» **Your objective**
Note each line where "мастера" appears, and copy it.

Extracted records
** Begin **

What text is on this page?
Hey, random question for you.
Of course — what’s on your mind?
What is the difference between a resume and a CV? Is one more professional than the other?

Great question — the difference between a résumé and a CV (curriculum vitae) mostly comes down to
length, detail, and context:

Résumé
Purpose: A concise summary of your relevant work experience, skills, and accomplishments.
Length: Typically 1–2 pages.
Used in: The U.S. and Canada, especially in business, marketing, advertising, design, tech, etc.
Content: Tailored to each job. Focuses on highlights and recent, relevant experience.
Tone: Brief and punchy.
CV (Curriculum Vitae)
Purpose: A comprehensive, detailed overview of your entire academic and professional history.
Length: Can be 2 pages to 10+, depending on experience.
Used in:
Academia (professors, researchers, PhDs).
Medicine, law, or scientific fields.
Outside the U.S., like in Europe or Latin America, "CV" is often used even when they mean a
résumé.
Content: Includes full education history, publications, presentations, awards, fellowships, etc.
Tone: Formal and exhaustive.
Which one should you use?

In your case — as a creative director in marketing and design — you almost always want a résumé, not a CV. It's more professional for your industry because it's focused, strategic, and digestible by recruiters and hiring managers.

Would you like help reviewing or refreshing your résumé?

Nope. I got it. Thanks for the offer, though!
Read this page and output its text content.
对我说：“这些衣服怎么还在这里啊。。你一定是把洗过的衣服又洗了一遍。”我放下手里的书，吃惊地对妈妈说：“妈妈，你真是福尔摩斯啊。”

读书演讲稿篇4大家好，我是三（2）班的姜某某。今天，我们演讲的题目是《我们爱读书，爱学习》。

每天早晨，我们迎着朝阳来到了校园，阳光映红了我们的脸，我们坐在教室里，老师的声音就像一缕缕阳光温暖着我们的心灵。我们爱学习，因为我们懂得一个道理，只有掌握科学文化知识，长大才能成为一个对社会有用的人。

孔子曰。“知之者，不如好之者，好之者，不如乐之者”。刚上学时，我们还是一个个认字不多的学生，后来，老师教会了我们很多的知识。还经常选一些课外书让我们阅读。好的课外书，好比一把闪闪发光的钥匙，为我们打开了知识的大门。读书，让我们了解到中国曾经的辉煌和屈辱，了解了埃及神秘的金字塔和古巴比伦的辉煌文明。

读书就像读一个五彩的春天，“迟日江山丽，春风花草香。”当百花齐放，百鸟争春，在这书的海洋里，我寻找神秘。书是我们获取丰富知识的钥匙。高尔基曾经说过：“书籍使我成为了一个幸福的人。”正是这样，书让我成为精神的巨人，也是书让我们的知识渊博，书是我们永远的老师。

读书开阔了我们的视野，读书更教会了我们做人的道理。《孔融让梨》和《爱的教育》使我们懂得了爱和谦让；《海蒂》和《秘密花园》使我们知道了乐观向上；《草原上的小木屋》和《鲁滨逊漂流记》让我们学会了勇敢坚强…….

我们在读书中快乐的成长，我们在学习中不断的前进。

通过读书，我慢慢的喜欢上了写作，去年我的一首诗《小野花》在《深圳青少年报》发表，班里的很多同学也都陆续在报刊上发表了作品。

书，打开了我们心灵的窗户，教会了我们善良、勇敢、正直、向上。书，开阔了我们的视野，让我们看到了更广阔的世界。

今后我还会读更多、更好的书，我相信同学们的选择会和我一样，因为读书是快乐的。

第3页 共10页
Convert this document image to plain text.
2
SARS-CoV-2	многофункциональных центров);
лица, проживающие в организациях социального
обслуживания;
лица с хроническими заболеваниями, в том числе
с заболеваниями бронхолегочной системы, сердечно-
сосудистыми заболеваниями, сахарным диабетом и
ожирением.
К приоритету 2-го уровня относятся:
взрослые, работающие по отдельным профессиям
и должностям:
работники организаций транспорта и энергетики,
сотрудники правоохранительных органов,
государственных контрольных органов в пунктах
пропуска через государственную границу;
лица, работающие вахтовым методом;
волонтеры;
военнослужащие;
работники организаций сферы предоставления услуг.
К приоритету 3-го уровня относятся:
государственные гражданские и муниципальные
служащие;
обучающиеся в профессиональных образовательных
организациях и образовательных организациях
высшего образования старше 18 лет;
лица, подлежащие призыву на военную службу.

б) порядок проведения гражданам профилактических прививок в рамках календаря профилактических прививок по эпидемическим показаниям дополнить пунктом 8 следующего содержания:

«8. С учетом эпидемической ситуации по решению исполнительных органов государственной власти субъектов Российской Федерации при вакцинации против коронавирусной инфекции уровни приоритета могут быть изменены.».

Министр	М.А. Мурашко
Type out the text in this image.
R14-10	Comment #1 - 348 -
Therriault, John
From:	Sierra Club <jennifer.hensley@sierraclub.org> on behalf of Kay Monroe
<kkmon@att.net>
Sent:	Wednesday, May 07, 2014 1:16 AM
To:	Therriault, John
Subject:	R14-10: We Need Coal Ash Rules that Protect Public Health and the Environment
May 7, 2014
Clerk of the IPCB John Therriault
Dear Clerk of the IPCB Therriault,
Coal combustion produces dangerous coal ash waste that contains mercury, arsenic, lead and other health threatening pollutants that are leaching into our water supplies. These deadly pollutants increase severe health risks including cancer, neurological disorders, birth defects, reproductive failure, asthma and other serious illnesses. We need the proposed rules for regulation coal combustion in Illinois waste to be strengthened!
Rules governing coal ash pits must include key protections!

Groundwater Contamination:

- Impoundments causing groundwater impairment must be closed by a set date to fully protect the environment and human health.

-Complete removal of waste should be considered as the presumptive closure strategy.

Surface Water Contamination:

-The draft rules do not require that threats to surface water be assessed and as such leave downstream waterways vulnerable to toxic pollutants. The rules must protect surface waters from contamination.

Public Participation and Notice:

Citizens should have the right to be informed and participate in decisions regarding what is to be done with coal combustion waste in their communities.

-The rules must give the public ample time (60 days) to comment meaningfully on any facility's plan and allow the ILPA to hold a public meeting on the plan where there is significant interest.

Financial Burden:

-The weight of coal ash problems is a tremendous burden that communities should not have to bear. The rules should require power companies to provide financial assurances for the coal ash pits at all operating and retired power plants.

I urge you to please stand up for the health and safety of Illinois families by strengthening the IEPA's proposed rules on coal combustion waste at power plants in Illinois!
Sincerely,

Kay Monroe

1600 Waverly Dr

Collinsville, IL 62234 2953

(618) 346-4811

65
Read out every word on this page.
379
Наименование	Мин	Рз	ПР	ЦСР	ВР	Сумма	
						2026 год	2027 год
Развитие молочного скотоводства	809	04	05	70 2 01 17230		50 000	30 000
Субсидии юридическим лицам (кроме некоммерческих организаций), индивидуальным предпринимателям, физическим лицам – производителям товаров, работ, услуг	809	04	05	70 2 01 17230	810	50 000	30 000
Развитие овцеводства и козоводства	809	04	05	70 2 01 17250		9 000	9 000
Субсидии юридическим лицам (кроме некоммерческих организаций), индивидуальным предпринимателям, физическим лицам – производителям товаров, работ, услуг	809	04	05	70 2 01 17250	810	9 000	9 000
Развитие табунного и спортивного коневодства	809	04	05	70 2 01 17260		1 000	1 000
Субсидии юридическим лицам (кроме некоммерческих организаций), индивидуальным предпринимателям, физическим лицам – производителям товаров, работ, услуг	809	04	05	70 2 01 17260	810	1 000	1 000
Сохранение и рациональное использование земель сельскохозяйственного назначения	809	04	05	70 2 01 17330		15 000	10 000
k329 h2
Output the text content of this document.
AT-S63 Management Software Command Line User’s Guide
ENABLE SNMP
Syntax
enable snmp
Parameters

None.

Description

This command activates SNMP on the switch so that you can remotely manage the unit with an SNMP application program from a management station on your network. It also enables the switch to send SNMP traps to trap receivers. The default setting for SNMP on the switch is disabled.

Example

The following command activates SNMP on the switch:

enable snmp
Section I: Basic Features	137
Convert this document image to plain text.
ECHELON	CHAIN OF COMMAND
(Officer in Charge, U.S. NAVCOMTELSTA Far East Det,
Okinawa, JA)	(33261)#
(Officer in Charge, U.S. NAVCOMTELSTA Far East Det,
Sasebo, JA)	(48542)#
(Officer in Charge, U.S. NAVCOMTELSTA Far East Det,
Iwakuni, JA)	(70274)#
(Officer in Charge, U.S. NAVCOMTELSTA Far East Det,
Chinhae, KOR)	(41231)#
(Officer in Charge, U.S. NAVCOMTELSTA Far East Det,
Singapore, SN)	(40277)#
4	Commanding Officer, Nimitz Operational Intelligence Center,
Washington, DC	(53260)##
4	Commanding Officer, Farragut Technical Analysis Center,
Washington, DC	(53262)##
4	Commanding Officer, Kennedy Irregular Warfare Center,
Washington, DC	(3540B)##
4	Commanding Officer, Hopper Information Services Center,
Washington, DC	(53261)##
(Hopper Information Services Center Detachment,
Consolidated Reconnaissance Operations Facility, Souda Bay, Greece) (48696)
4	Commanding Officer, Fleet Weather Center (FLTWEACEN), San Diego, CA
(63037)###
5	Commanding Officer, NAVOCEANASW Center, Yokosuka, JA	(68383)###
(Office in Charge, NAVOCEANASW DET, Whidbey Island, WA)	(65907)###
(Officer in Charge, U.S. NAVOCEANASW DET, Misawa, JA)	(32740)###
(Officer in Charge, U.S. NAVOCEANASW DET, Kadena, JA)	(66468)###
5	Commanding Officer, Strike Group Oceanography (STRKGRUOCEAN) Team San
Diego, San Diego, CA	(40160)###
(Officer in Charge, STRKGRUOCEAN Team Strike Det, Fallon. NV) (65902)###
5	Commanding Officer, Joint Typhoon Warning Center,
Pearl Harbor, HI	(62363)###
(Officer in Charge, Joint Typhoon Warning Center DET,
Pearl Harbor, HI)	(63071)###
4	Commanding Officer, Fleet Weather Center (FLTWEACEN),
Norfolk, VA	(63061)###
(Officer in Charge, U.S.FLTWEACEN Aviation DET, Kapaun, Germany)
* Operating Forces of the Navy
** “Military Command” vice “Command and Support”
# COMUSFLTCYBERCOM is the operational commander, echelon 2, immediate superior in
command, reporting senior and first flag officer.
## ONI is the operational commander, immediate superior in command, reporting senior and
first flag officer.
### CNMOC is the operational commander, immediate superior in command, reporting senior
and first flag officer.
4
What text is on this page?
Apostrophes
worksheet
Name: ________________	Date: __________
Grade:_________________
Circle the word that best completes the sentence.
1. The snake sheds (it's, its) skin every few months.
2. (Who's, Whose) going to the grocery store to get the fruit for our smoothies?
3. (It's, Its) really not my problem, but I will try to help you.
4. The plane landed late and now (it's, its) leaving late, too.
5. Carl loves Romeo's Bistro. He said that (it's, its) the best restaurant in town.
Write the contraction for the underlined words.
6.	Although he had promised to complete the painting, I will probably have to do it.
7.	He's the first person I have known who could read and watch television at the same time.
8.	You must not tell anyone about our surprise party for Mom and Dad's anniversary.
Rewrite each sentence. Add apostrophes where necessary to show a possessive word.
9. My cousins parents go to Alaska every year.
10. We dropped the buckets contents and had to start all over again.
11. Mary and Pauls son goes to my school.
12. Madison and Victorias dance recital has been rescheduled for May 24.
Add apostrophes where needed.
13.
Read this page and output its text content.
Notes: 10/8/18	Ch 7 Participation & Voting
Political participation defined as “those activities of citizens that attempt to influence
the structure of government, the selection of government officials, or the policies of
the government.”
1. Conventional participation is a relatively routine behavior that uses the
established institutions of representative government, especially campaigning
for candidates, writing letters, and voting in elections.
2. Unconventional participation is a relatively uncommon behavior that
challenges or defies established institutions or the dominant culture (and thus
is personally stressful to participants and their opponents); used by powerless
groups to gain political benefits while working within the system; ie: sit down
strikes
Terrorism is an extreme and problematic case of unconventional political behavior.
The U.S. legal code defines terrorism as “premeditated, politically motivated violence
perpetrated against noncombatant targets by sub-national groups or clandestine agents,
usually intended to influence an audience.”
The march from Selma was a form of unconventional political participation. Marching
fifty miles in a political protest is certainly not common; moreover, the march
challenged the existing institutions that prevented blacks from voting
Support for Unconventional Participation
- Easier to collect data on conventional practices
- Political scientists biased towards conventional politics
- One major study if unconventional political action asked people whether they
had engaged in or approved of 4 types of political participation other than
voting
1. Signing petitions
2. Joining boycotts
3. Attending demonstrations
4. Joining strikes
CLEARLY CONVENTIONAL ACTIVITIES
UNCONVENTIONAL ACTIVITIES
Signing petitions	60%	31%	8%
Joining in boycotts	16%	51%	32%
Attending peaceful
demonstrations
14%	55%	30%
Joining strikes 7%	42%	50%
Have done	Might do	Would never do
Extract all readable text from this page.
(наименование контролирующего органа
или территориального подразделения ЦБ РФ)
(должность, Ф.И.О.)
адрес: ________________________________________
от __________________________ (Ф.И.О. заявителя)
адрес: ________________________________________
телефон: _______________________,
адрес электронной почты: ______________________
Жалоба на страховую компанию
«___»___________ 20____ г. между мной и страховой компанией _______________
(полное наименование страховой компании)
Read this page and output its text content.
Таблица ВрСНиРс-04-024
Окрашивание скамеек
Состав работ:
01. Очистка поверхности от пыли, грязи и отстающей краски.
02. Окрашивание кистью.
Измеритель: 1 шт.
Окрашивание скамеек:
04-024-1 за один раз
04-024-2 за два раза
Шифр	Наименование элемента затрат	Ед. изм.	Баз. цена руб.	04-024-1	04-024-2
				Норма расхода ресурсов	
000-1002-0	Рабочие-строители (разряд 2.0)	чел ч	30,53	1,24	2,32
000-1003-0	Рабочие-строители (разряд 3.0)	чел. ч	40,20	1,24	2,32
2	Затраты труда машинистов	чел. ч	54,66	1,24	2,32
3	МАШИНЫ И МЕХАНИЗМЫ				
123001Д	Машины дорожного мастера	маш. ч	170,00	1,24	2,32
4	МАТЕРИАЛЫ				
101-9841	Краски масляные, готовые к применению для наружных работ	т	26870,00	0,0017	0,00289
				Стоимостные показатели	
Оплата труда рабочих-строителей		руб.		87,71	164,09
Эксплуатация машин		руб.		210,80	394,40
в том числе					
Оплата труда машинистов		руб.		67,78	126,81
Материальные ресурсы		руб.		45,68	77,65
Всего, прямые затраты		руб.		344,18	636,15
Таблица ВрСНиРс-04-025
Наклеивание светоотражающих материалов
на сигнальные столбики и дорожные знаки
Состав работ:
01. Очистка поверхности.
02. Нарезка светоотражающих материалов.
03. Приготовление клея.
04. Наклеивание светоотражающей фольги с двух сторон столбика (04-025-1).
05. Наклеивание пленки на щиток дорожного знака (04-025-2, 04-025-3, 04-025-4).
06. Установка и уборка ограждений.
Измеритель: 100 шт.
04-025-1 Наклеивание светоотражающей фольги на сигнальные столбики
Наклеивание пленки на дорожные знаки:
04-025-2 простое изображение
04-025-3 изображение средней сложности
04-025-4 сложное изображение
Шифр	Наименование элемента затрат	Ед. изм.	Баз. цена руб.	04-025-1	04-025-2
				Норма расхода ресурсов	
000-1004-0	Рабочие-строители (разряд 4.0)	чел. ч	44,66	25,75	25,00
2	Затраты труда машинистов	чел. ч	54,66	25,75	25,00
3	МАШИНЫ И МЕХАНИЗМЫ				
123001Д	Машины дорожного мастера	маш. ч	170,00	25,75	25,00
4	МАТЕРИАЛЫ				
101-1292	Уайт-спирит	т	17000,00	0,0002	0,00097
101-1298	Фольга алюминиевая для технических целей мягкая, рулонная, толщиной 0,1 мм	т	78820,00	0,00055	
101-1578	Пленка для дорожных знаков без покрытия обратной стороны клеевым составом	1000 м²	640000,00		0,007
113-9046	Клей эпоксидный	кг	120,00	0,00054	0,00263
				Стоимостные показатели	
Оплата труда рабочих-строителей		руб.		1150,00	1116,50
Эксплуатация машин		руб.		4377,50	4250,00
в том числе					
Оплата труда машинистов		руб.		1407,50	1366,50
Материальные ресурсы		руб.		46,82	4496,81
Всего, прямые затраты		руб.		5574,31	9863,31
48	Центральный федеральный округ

** End **

» **Answer to the exercise**
123001Д	Машины дорожного мастера	маш. ч	170,00	1,24	2,32
123001Д	Машины дорожного мастера	маш. ч	170,00	25,75	25,00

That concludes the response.